Directions for this task
Produce a verbatim copy of the entries listed below.

----- Extracted records -----

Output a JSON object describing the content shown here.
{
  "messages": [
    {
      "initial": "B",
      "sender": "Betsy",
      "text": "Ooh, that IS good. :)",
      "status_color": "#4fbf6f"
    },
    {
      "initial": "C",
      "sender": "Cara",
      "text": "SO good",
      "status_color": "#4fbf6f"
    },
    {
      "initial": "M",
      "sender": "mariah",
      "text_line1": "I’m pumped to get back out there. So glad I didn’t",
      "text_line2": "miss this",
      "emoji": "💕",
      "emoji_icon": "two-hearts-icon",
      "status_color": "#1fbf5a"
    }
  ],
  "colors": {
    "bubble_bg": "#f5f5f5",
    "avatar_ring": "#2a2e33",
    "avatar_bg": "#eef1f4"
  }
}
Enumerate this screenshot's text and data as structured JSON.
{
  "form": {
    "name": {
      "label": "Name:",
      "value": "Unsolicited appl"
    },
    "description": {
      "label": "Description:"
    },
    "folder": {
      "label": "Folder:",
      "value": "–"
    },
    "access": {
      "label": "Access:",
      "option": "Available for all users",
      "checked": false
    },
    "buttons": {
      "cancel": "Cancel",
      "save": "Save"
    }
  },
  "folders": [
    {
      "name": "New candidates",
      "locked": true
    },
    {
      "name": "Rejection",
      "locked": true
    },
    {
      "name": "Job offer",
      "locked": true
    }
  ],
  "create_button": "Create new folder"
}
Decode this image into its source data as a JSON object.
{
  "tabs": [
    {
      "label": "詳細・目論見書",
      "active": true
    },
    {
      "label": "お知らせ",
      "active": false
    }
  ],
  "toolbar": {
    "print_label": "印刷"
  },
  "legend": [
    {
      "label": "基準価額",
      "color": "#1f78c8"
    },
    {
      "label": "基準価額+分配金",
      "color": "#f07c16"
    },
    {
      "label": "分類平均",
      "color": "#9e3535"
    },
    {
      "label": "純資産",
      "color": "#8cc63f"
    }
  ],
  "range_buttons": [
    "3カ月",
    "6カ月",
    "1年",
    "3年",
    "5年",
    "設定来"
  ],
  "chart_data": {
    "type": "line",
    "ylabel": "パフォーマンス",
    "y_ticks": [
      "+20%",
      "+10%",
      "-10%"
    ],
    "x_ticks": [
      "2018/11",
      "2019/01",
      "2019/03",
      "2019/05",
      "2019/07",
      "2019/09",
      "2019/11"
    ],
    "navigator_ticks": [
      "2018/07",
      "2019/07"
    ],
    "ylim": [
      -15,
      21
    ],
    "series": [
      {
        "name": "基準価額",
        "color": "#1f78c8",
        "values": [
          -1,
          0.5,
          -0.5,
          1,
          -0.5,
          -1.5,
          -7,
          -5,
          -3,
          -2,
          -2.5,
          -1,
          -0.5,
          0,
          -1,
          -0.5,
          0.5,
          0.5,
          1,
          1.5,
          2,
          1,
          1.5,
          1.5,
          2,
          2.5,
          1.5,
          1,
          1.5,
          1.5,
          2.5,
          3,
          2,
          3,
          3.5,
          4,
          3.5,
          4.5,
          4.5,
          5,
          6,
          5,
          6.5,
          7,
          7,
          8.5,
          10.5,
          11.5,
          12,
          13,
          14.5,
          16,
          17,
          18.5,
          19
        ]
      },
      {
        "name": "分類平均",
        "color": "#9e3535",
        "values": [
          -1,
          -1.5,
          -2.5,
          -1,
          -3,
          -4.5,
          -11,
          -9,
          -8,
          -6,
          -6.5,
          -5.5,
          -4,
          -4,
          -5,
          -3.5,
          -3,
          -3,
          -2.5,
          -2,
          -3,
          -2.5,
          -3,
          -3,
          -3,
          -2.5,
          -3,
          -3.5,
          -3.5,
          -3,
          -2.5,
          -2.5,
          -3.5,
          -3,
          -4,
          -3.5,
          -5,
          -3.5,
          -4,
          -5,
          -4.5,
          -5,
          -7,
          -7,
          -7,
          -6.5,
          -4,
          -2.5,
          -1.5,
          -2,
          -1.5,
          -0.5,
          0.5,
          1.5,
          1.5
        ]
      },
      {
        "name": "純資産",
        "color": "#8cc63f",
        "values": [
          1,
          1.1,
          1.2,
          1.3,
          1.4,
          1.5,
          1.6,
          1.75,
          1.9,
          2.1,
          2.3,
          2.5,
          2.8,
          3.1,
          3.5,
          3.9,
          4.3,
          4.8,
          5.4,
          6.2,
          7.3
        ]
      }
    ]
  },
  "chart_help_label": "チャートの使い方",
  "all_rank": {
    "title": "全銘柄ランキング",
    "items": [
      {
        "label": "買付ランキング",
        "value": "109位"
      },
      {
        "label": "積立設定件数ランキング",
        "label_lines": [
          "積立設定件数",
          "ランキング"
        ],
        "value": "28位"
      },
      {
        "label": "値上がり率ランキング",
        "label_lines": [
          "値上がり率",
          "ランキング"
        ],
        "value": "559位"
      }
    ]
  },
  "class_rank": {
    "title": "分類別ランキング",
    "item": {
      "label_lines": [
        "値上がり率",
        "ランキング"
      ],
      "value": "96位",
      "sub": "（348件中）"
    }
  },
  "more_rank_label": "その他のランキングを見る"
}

-----

Exercise output
Output a JSON object describing the content shown here.
{
  "messages": [
    {
      "initial": "B",
      "sender": "Betsy",
      "text": "Ooh, that IS good. :)",
      "status_color": "#4fbf6f"
    },
    {
      "initial": "C",
      "sender": "Cara",
      "text": "SO good",
      "status_color": "#4fbf6f"
    },
    {
      "initial": "M",
      "sender": "mariah",
      "text_line1": "I’m pumped to get back out there. So glad I didn’t",
      "text_line2": "miss this",
      "emoji": "💕",
      "emoji_icon": "two-hearts-icon",
      "status_color": "#1fbf5a"
    }
  ],
  "colors": {
    "bubble_bg": "#f5f5f5",
    "avatar_ring": "#2a2e33",
    "avatar_bg": "#eef1f4"
  }
}
Enumerate this screenshot's text and data as structured JSON.
{
  "form": {
    "name": {
      "label": "Name:",
      "value": "Unsolicited appl"
    },
    "description": {
      "label": "Description:"
    },
    "folder": {
      "label": "Folder:",
      "value": "–"
    },
    "access": {
      "label": "Access:",
      "option": "Available for all users",
      "checked": false
    },
    "buttons": {
      "cancel": "Cancel",
      "save": "Save"
    }
  },
  "folders": [
    {
      "name": "New candidates",
      "locked": true
    },
    {
      "name": "Rejection",
      "locked": true
    },
    {
      "name": "Job offer",
      "locked": true
    }
  ],
  "create_button": "Create new folder"
}
Decode this image into its source data as a JSON object.
{
  "tabs": [
    {
      "label": "詳細・目論見書",
      "active": true
    },
    {
      "label": "お知らせ",
      "active": false
    }
  ],
  "toolbar": {
    "print_label": "印刷"
  },
  "legend": [
    {
      "label": "基準価額",
      "color": "#1f78c8"
    },
    {
      "label": "基準価額+分配金",
      "color": "#f07c16"
    },
    {
      "label": "分類平均",
      "color": "#9e3535"
    },
    {
      "label": "純資産",
      "color": "#8cc63f"
    }
  ],
  "range_buttons": [
    "3カ月",
    "6カ月",
    "1年",
    "3年",
    "5年",
    "設定来"
  ],
  "chart_data": {
    "type": "line",
    "ylabel": "パフォーマンス",
    "y_ticks": [
      "+20%",
      "+10%",
      "-10%"
    ],
    "x_ticks": [
      "2018/11",
      "2019/01",
      "2019/03",
      "2019/05",
      "2019/07",
      "2019/09",
      "2019/11"
    ],
    "navigator_ticks": [
      "2018/07",
      "2019/07"
    ],
    "ylim": [
      -15,
      21
    ],
    "series": [
      {
        "name": "基準価額",
        "color": "#1f78c8",
        "values": [
          -1,
          0.5,
          -0.5,
          1,
          -0.5,
          -1.5,
          -7,
          -5,
          -3,
          -2,
          -2.5,
          -1,
          -0.5,
          0,
          -1,
          -0.5,
          0.5,
          0.5,
          1,
          1.5,
          2,
          1,
          1.5,
          1.5,
          2,
          2.5,
          1.5,
          1,
          1.5,
          1.5,
          2.5,
          3,
          2,
          3,
          3.5,
          4,
          3.5,
          4.5,
          4.5,
          5,
          6,
          5,
          6.5,
          7,
          7,
          8.5,
          10.5,
          11.5,
          12,
          13,
          14.5,
          16,
          17,
          18.5,
          19
        ]
      },
      {
        "name": "分類平均",
        "color": "#9e3535",
        "values": [
          -1,
          -1.5,
          -2.5,
          -1,
          -3,
          -4.5,
          -11,
          -9,
          -8,
          -6,
          -6.5,
          -5.5,
          -4,
          -4,
          -5,
          -3.5,
          -3,
          -3,
          -2.5,
          -2,
          -3,
          -2.5,
          -3,
          -3,
          -3,
          -2.5,
          -3,
          -3.5,
          -3.5,
          -3,
          -2.5,
          -2.5,
          -3.5,
          -3,
          -4,
          -3.5,
          -5,
          -3.5,
          -4,
          -5,
          -4.5,
          -5,
          -7,
          -7,
          -7,
          -6.5,
          -4,
          -2.5,
          -1.5,
          -2,
          -1.5,
          -0.5,
          0.5,
          1.5,
          1.5
        ]
      },
      {
        "name": "純資産",
        "color": "#8cc63f",
        "values": [
          1,
          1.1,
          1.2,
          1.3,
          1.4,
          1.5,
          1.6,
          1.75,
          1.9,
          2.1,
          2.3,
          2.5,
          2.8,
          3.1,
          3.5,
          3.9,
          4.3,
          4.8,
          5.4,
          6.2,
          7.3
        ]
      }
    ]
  },
  "chart_help_label": "チャートの使い方",
  "all_rank": {
    "title": "全銘柄ランキング",
    "items": [
      {
        "label": "買付ランキング",
        "value": "109位"
      },
      {
        "label": "積立設定件数ランキング",
        "label_lines": [
          "積立設定件数",
          "ランキング"
        ],
        "value": "28位"
      },
      {
        "label": "値上がり率ランキング",
        "label_lines": [
          "値上がり率",
          "ランキング"
        ],
        "value": "559位"
      }
    ]
  },
  "class_rank": {
    "title": "分類別ランキング",
    "item": {
      "label_lines": [
        "値上がり率",
        "ランキング"
      ],
      "value": "96位",
      "sub": "（348件中）"
    }
  },
  "more_rank_label": "その他のランキングを見る"
}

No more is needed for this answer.